Problem: Go through the records and copy each line where the word "Sources" occurs.

Extracted entries:
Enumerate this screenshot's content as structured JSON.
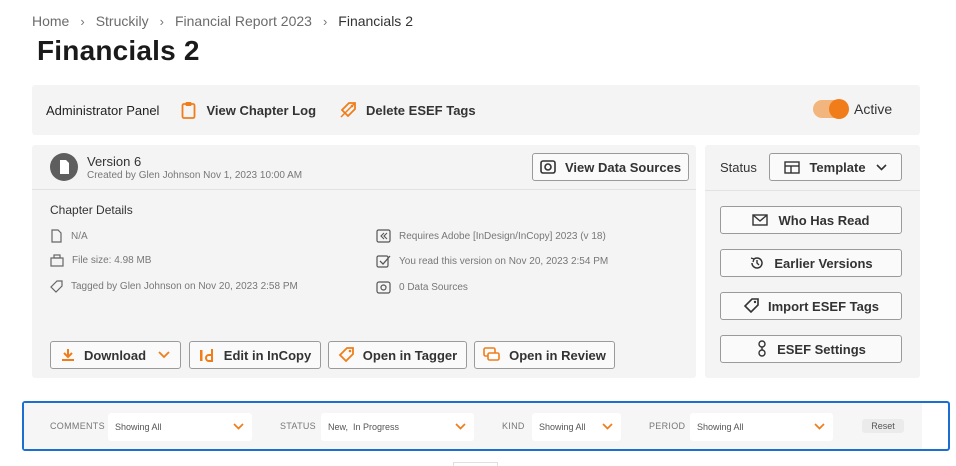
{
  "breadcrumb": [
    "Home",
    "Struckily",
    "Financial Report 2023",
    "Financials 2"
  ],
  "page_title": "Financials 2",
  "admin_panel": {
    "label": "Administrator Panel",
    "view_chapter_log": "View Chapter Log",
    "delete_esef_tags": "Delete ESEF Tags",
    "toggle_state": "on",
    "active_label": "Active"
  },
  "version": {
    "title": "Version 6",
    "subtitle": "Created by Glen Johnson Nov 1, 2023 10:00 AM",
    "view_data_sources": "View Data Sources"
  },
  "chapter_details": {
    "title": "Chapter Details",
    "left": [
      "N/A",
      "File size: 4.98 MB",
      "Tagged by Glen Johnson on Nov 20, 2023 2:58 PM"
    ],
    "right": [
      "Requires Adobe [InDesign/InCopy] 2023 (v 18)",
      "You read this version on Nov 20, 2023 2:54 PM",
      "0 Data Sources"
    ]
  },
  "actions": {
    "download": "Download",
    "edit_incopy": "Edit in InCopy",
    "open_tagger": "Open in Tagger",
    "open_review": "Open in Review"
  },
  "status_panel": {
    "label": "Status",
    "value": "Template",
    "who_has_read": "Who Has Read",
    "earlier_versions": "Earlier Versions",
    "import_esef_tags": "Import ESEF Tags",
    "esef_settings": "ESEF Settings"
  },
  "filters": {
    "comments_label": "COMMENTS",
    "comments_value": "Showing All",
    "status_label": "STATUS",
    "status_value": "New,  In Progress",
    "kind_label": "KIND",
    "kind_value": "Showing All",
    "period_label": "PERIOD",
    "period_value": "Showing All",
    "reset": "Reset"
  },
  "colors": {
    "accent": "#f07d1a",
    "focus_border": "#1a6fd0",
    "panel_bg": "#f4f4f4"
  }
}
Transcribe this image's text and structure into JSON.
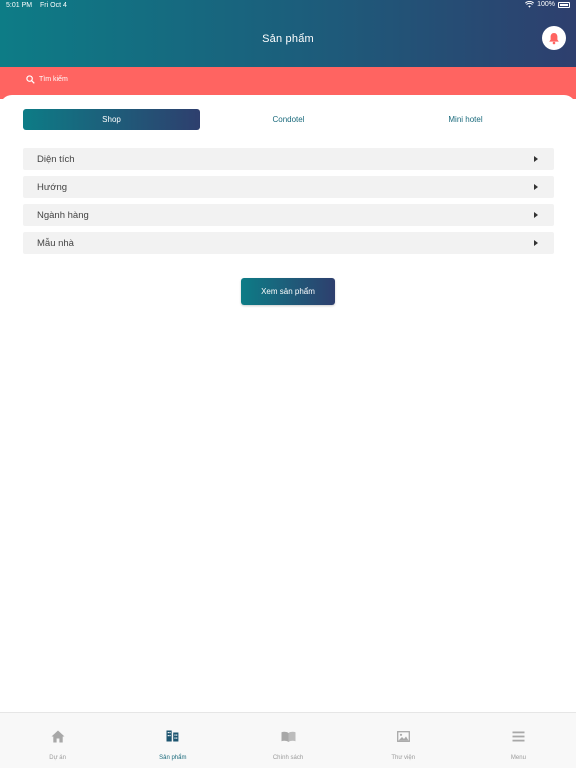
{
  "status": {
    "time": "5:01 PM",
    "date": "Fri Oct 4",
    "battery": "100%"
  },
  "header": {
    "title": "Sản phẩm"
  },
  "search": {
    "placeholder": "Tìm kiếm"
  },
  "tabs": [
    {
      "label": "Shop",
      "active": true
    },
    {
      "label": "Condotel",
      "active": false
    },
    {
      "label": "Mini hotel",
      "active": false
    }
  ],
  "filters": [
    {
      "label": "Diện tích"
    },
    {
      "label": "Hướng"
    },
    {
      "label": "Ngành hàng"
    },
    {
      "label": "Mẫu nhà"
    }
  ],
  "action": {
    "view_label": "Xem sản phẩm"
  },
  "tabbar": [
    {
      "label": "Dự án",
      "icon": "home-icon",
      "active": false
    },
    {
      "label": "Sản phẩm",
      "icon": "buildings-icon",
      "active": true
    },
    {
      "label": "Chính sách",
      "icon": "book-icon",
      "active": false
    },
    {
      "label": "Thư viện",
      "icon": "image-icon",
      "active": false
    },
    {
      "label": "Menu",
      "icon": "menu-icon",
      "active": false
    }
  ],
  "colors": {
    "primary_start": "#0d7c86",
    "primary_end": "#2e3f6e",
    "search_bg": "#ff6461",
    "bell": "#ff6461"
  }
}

Result of this task:
    "view_data_sources": "View Data Sources"
      "0 Data Sources"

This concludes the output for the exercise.